### Stated goal
The entries below are to be repeated exactly as they stand.

Data entries
((

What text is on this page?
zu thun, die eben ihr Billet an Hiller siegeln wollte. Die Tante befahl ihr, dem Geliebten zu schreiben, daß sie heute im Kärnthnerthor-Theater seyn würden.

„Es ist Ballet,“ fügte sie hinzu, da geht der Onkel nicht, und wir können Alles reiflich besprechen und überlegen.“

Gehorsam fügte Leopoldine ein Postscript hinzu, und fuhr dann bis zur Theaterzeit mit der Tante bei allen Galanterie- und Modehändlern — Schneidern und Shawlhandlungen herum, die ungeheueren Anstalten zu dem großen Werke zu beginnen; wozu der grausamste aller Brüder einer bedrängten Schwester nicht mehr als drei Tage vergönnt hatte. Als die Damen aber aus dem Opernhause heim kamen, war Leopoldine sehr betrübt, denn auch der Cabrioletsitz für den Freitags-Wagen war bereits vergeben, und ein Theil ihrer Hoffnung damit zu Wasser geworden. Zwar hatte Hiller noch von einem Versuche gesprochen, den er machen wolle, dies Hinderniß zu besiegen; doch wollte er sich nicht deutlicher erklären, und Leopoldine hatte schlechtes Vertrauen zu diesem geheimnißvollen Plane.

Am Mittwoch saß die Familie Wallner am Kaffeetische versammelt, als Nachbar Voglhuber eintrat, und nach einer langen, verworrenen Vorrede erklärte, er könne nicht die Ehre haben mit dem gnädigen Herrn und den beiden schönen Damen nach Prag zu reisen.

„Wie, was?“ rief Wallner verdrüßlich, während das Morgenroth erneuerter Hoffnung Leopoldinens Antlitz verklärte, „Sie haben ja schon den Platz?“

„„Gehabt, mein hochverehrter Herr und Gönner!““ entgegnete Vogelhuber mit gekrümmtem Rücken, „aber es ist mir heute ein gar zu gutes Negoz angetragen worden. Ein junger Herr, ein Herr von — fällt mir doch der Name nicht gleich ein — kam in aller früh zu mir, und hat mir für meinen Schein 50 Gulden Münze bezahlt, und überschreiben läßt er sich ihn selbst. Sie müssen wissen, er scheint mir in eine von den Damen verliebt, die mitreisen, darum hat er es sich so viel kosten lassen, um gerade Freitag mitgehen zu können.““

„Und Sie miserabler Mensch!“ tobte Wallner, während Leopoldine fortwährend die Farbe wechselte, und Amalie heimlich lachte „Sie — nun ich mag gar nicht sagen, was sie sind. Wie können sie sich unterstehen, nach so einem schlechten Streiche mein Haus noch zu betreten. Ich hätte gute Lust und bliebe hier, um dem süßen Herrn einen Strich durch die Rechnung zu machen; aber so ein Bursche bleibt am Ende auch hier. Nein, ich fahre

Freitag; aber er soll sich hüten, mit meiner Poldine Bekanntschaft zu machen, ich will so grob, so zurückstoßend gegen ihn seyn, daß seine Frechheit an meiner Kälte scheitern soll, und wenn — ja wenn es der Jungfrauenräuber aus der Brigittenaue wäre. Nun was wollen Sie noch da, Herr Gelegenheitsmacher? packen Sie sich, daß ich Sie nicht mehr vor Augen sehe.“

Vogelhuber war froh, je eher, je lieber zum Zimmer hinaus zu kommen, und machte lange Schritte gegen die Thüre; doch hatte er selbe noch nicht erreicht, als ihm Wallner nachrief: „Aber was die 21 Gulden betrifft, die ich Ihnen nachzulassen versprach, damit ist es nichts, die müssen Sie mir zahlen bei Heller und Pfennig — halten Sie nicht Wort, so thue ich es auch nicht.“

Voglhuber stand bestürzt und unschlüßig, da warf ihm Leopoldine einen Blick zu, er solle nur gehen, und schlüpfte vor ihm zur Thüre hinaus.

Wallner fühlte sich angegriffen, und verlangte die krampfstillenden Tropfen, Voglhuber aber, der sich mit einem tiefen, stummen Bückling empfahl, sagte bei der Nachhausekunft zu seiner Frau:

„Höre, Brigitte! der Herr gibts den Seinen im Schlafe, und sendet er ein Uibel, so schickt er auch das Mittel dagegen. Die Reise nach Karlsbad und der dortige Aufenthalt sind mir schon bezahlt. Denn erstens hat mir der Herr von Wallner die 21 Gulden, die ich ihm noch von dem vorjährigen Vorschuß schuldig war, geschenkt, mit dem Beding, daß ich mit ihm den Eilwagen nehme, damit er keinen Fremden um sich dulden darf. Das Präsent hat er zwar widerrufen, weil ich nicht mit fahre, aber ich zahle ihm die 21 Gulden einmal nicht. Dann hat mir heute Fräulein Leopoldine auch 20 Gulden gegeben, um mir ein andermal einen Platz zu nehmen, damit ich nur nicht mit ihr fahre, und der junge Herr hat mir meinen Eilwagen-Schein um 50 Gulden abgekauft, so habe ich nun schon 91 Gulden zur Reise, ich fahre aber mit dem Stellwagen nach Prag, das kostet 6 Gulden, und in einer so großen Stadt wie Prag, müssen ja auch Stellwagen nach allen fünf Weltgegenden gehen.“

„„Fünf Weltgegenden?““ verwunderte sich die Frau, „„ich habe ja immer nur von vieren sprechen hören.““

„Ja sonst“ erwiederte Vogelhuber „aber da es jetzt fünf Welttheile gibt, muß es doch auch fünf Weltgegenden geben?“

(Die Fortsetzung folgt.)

))

### Solution to this exercise
What text is on this page?
zu thun, die eben ihr Billet an Hiller siegeln wollte. Die Tante befahl ihr, dem Geliebten zu schreiben, daß sie heute im Kärnthnerthor-Theater seyn würden.

„Es ist Ballet,“ fügte sie hinzu, da geht der Onkel nicht, und wir können Alles reiflich besprechen und überlegen.“

Gehorsam fügte Leopoldine ein Postscript hinzu, und fuhr dann bis zur Theaterzeit mit der Tante bei allen Galanterie- und Modehändlern — Schneidern und Shawlhandlungen herum, die ungeheueren Anstalten zu dem großen Werke zu beginnen; wozu der grausamste aller Brüder einer bedrängten Schwester nicht mehr als drei Tage vergönnt hatte. Als die Damen aber aus dem Opernhause heim kamen, war Leopoldine sehr betrübt, denn auch der Cabrioletsitz für den Freitags-Wagen war bereits vergeben, und ein Theil ihrer Hoffnung damit zu Wasser geworden. Zwar hatte Hiller noch von einem Versuche gesprochen, den er machen wolle, dies Hinderniß zu besiegen; doch wollte er sich nicht deutlicher erklären, und Leopoldine hatte schlechtes Vertrauen zu diesem geheimnißvollen Plane.

Am Mittwoch saß die Familie Wallner am Kaffeetische versammelt, als Nachbar Voglhuber eintrat, und nach einer langen, verworrenen Vorrede erklärte, er könne nicht die Ehre haben mit dem gnädigen Herrn und den beiden schönen Damen nach Prag zu reisen.

„Wie, was?“ rief Wallner verdrüßlich, während das Morgenroth erneuerter Hoffnung Leopoldinens Antlitz verklärte, „Sie haben ja schon den Platz?“

„„Gehabt, mein hochverehrter Herr und Gönner!““ entgegnete Vogelhuber mit gekrümmtem Rücken, „aber es ist mir heute ein gar zu gutes Negoz angetragen worden. Ein junger Herr, ein Herr von — fällt mir doch der Name nicht gleich ein — kam in aller früh zu mir, und hat mir für meinen Schein 50 Gulden Münze bezahlt, und überschreiben läßt er sich ihn selbst. Sie müssen wissen, er scheint mir in eine von den Damen verliebt, die mitreisen, darum hat er es sich so viel kosten lassen, um gerade Freitag mitgehen zu können.““

„Und Sie miserabler Mensch!“ tobte Wallner, während Leopoldine fortwährend die Farbe wechselte, und Amalie heimlich lachte „Sie — nun ich mag gar nicht sagen, was sie sind. Wie können sie sich unterstehen, nach so einem schlechten Streiche mein Haus noch zu betreten. Ich hätte gute Lust und bliebe hier, um dem süßen Herrn einen Strich durch die Rechnung zu machen; aber so ein Bursche bleibt am Ende auch hier. Nein, ich fahre

Freitag; aber er soll sich hüten, mit meiner Poldine Bekanntschaft zu machen, ich will so grob, so zurückstoßend gegen ihn seyn, daß seine Frechheit an meiner Kälte scheitern soll, und wenn — ja wenn es der Jungfrauenräuber aus der Brigittenaue wäre. Nun was wollen Sie noch da, Herr Gelegenheitsmacher? packen Sie sich, daß ich Sie nicht mehr vor Augen sehe.“

Vogelhuber war froh, je eher, je lieber zum Zimmer hinaus zu kommen, und machte lange Schritte gegen die Thüre; doch hatte er selbe noch nicht erreicht, als ihm Wallner nachrief: „Aber was die 21 Gulden betrifft, die ich Ihnen nachzulassen versprach, damit ist es nichts, die müssen Sie mir zahlen bei Heller und Pfennig — halten Sie nicht Wort, so thue ich es auch nicht.“

Voglhuber stand bestürzt und unschlüßig, da warf ihm Leopoldine einen Blick zu, er solle nur gehen, und schlüpfte vor ihm zur Thüre hinaus.

Wallner fühlte sich angegriffen, und verlangte die krampfstillenden Tropfen, Voglhuber aber, der sich mit einem tiefen, stummen Bückling empfahl, sagte bei der Nachhausekunft zu seiner Frau:

„Höre, Brigitte! der Herr gibts den Seinen im Schlafe, und sendet er ein Uibel, so schickt er auch das Mittel dagegen. Die Reise nach Karlsbad und der dortige Aufenthalt sind mir schon bezahlt. Denn erstens hat mir der Herr von Wallner die 21 Gulden, die ich ihm noch von dem vorjährigen Vorschuß schuldig war, geschenkt, mit dem Beding, daß ich mit ihm den Eilwagen nehme, damit er keinen Fremden um sich dulden darf. Das Präsent hat er zwar widerrufen, weil ich nicht mit fahre, aber ich zahle ihm die 21 Gulden einmal nicht. Dann hat mir heute Fräulein Leopoldine auch 20 Gulden gegeben, um mir ein andermal einen Platz zu nehmen, damit ich nur nicht mit ihr fahre, und der junge Herr hat mir meinen Eilwagen-Schein um 50 Gulden abgekauft, so habe ich nun schon 91 Gulden zur Reise, ich fahre aber mit dem Stellwagen nach Prag, das kostet 6 Gulden, und in einer so großen Stadt wie Prag, müssen ja auch Stellwagen nach allen fünf Weltgegenden gehen.“

„„Fünf Weltgegenden?““ verwunderte sich die Frau, „„ich habe ja immer nur von vieren sprechen hören.““

„Ja sonst“ erwiederte Vogelhuber „aber da es jetzt fünf Welttheile gibt, muß es doch auch fünf Weltgegenden geben?“

(Die Fortsetzung folgt.)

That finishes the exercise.